(Data items)
○ ○ ○

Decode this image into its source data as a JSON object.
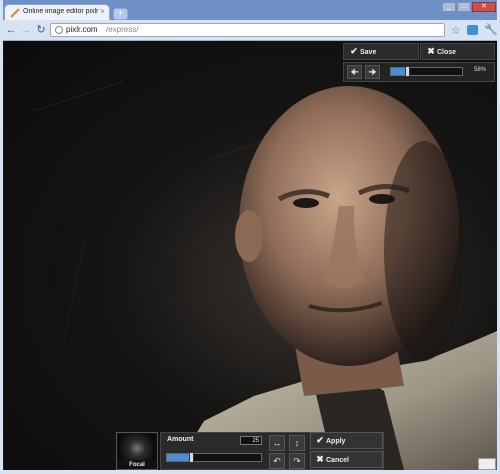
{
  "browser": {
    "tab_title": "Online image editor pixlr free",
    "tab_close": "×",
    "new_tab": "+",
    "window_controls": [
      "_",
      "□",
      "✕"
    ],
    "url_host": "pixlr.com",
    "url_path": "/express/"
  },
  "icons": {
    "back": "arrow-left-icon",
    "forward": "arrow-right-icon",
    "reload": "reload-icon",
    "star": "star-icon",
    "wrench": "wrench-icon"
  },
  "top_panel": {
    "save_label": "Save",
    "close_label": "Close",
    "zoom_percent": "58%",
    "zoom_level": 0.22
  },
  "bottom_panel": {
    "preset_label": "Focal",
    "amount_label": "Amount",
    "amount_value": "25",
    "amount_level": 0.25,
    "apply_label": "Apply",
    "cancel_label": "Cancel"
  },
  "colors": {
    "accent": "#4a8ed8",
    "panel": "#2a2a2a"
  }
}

○ ○ ○

- _EXERCISE INSTRUCTIONS_
Without including any pictures, please restate all the records exactly.

- _THE ANSWER_
Decode this image into its source data as a JSON object.
{
  "browser": {
    "tab_title": "Online image editor pixlr free",
    "tab_close": "×",
    "new_tab": "+",
    "window_controls": [
      "_",
      "□",
      "✕"
    ],
    "url_host": "pixlr.com",
    "url_path": "/express/"
  },
  "icons": {
    "back": "arrow-left-icon",
    "forward": "arrow-right-icon",
    "reload": "reload-icon",
    "star": "star-icon",
    "wrench": "wrench-icon"
  },
  "top_panel": {
    "save_label": "Save",
    "close_label": "Close",
    "zoom_percent": "58%",
    "zoom_level": 0.22
  },
  "bottom_panel": {
    "preset_label": "Focal",
    "amount_label": "Amount",
    "amount_value": "25",
    "amount_level": 0.25,
    "apply_label": "Apply",
    "cancel_label": "Cancel"
  },
  "colors": {
    "accent": "#4a8ed8",
    "panel": "#2a2a2a"
  }
}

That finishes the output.